[Stored dataset items]
————

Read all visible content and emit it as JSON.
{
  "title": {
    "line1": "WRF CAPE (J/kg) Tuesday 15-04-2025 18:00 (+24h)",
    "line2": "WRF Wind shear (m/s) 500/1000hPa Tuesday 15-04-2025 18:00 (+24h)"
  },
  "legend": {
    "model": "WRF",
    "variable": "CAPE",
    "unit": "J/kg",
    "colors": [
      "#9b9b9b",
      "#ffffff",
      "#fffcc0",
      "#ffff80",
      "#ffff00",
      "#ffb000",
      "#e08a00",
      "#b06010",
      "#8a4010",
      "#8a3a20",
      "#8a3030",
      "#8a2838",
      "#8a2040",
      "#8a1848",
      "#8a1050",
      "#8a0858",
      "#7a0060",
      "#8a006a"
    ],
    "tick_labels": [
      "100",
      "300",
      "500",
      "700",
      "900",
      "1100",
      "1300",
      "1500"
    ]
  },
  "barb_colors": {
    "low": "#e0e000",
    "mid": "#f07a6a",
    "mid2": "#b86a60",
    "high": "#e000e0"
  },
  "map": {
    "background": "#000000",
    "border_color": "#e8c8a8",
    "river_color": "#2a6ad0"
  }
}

————

→ Stated task: Every entry needs to be retyped exactly.

→ Response to this task:
Read all visible content and emit it as JSON.
{
  "title": {
    "line1": "WRF CAPE (J/kg) Tuesday 15-04-2025 18:00 (+24h)",
    "line2": "WRF Wind shear (m/s) 500/1000hPa Tuesday 15-04-2025 18:00 (+24h)"
  },
  "legend": {
    "model": "WRF",
    "variable": "CAPE",
    "unit": "J/kg",
    "colors": [
      "#9b9b9b",
      "#ffffff",
      "#fffcc0",
      "#ffff80",
      "#ffff00",
      "#ffb000",
      "#e08a00",
      "#b06010",
      "#8a4010",
      "#8a3a20",
      "#8a3030",
      "#8a2838",
      "#8a2040",
      "#8a1848",
      "#8a1050",
      "#8a0858",
      "#7a0060",
      "#8a006a"
    ],
    "tick_labels": [
      "100",
      "300",
      "500",
      "700",
      "900",
      "1100",
      "1300",
      "1500"
    ]
  },
  "barb_colors": {
    "low": "#e0e000",
    "mid": "#f07a6a",
    "mid2": "#b86a60",
    "high": "#e000e0"
  },
  "map": {
    "background": "#000000",
    "border_color": "#e8c8a8",
    "river_color": "#2a6ad0"
  }
}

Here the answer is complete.